══ DATA SECTION ══

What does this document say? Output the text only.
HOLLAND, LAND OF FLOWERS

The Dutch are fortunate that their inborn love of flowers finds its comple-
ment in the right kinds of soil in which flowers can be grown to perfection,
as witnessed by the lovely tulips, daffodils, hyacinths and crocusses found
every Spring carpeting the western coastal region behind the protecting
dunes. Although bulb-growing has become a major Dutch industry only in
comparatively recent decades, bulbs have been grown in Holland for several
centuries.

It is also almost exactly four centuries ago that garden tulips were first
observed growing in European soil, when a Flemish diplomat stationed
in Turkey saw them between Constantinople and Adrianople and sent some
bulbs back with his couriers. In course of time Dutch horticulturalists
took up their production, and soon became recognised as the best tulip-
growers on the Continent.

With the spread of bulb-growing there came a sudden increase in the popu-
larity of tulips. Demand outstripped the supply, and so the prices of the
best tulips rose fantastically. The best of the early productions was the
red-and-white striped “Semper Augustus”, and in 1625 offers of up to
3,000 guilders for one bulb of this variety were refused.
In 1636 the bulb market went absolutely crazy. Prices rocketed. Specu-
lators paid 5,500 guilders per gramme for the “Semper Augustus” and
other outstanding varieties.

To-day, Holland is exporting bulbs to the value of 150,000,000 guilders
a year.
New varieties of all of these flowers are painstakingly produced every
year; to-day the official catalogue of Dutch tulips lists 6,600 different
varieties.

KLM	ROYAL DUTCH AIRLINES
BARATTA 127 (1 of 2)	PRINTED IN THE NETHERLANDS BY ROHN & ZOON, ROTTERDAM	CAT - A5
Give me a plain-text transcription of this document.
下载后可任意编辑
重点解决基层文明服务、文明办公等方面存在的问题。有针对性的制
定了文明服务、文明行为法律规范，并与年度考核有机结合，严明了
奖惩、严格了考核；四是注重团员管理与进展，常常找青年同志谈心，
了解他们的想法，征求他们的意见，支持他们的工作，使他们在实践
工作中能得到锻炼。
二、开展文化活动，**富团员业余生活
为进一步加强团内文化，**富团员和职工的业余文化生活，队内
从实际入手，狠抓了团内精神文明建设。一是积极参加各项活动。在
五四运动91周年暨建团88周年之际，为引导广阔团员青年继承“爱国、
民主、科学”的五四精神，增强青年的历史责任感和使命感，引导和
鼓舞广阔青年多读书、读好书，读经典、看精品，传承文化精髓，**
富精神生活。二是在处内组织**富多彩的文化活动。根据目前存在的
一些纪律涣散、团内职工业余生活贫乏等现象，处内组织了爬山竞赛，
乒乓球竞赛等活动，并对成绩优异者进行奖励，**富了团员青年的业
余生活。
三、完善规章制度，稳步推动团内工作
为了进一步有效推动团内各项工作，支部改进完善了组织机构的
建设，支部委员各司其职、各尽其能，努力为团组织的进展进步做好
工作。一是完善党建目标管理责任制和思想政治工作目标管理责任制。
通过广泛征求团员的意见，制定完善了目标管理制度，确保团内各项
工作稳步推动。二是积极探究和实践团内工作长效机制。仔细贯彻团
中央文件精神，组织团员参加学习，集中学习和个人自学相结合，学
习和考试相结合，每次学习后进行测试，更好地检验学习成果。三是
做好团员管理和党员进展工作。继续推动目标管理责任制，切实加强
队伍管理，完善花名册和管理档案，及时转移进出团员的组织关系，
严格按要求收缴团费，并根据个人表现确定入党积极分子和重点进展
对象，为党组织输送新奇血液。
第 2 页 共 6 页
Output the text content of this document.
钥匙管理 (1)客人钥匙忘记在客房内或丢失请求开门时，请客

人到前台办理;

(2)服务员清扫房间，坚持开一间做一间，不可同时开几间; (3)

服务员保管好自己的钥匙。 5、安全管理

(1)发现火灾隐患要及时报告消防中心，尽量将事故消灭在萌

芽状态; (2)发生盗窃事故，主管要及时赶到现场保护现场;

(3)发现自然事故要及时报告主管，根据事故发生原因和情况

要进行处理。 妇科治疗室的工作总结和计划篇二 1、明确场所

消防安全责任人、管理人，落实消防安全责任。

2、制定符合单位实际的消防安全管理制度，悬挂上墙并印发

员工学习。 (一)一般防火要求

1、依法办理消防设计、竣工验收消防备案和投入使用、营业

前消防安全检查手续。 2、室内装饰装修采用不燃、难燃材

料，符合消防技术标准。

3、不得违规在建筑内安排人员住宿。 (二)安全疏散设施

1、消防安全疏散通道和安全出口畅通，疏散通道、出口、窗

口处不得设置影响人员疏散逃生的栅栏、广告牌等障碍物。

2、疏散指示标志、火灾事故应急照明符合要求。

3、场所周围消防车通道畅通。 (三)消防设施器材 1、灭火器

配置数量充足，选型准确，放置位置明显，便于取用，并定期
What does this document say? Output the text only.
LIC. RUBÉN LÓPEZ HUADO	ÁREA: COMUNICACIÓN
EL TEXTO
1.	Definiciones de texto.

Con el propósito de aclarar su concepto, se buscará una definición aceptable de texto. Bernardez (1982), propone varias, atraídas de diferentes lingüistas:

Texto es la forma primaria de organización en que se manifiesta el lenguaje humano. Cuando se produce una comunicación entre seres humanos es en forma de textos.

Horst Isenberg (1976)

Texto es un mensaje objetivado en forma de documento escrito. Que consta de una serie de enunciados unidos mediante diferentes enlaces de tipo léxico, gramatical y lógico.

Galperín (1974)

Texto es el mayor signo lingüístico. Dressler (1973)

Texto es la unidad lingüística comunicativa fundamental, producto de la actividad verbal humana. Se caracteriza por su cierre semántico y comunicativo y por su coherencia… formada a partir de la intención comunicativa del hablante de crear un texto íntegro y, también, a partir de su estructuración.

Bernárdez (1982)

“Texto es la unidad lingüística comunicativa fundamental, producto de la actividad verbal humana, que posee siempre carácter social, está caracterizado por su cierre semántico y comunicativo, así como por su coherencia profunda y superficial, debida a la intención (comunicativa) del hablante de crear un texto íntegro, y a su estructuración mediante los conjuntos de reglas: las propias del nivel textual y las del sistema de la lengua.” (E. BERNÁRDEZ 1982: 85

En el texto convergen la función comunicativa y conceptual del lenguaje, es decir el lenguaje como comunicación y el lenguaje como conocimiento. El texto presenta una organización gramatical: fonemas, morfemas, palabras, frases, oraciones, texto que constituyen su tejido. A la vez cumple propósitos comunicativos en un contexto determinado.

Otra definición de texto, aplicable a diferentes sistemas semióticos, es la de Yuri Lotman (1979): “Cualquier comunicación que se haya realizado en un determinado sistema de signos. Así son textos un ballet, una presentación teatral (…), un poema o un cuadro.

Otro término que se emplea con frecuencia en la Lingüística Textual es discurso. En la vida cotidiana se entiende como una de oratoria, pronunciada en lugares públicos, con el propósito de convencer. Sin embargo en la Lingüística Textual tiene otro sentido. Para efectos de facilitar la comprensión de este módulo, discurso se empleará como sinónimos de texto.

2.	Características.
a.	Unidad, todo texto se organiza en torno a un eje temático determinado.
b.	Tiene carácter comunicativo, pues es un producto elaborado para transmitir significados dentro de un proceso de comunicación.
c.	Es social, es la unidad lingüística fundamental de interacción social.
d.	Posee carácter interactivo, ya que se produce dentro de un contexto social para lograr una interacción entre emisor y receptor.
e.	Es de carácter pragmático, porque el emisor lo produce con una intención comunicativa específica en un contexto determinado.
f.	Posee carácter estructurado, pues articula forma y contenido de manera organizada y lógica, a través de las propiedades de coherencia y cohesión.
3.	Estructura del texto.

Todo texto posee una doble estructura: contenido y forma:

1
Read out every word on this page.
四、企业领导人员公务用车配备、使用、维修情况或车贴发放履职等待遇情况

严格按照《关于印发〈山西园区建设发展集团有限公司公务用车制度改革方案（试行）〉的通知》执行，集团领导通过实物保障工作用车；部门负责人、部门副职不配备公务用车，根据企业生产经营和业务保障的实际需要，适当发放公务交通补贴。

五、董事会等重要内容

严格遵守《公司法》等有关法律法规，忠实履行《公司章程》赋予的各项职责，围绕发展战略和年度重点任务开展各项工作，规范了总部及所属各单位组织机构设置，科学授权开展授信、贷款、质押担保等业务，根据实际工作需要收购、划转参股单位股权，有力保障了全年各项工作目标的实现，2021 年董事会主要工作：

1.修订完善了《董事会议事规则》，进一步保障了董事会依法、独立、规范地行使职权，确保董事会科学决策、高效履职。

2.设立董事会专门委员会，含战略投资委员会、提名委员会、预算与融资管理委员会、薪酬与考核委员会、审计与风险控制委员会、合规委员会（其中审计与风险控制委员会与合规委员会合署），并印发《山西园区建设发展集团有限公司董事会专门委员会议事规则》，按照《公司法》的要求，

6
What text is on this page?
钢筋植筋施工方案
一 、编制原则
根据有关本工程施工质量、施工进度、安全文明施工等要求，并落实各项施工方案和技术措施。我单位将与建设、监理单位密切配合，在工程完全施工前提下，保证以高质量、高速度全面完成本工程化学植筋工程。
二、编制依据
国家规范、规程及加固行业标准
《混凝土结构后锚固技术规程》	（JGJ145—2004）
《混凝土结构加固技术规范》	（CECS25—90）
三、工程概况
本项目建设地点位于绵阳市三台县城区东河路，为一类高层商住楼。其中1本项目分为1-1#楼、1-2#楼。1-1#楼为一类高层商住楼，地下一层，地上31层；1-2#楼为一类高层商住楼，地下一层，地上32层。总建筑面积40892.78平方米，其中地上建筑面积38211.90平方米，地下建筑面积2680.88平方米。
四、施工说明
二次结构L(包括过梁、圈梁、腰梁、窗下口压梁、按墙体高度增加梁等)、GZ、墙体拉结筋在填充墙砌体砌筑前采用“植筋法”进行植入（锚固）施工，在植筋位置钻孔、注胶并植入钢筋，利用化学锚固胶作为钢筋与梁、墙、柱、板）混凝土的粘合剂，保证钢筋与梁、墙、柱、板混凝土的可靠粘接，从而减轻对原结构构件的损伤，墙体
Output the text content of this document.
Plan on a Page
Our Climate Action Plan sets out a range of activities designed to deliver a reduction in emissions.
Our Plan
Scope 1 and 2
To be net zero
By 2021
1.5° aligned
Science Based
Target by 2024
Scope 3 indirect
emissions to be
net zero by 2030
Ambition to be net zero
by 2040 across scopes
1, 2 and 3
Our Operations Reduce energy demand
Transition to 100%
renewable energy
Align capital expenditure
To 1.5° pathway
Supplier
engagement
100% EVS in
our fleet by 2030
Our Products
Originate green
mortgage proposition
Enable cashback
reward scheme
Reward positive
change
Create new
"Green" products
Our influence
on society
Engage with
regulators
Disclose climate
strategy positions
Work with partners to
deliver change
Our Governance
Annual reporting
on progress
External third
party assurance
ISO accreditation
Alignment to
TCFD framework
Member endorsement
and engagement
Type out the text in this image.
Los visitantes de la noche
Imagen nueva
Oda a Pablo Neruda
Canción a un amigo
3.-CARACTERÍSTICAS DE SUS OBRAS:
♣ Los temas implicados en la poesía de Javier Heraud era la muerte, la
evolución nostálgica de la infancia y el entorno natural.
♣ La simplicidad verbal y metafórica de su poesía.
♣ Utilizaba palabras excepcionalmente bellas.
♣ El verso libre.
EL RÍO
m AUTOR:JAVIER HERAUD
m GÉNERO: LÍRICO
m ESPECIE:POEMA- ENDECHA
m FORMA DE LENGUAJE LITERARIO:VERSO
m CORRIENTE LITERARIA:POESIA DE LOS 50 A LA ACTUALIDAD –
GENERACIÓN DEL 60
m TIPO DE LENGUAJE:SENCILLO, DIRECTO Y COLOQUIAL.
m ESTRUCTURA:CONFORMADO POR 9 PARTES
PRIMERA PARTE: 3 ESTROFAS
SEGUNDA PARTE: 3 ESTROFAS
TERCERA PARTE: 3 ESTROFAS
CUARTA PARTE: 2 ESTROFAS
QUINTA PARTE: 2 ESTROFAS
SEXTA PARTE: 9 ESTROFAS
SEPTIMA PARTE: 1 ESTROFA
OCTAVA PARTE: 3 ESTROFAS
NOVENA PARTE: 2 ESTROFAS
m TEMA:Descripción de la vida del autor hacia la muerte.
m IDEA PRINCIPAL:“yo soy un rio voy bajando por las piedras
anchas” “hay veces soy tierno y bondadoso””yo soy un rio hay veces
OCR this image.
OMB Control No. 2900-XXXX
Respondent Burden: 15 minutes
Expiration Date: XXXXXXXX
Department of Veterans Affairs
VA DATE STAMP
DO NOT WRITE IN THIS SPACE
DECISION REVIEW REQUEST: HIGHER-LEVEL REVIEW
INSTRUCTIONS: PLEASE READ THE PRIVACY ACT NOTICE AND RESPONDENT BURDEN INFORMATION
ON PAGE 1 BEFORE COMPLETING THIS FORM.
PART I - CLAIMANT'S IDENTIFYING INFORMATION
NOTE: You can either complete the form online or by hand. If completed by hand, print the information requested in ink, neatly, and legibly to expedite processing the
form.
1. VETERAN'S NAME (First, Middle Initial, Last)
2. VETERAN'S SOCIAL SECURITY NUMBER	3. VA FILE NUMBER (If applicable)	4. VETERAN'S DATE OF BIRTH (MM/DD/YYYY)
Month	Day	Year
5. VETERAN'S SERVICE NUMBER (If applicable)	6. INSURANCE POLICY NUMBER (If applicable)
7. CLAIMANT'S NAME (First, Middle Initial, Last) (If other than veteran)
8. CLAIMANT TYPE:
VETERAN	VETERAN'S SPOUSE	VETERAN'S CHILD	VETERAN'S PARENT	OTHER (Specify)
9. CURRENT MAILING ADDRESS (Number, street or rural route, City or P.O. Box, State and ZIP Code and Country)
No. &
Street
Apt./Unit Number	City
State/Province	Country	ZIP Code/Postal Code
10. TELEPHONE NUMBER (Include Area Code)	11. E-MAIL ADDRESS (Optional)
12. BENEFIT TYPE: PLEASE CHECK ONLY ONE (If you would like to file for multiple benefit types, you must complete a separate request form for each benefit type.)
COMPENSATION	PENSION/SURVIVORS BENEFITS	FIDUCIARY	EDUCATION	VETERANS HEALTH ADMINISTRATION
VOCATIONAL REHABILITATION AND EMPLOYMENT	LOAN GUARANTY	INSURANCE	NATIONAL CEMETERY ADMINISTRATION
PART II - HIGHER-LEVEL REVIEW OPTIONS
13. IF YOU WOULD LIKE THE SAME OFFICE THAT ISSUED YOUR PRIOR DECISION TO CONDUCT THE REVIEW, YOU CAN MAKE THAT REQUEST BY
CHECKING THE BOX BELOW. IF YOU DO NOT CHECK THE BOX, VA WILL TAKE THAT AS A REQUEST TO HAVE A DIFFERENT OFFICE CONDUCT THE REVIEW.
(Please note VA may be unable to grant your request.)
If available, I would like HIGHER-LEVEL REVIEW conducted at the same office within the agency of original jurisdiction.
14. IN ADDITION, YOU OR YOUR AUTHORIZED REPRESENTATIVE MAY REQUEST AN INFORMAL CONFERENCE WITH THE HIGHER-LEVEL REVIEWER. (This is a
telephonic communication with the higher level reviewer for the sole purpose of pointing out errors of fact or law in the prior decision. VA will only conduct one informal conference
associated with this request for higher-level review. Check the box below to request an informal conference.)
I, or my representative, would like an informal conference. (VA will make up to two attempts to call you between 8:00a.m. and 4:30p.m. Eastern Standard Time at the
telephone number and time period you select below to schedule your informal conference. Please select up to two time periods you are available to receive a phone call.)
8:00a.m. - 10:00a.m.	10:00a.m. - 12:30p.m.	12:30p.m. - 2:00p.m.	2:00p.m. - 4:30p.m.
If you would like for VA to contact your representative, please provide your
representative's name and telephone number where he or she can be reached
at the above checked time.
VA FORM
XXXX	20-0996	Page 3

═══

▶ _WRITTEN EXERCISE_
Look through the data above. Copy every line with the string "Plan" in it.

▶ _RESULT FOR THIS TASK_
Plan on a Page
Our Climate Action Plan sets out a range of activities designed to deliver a reduction in emissions.
Our Plan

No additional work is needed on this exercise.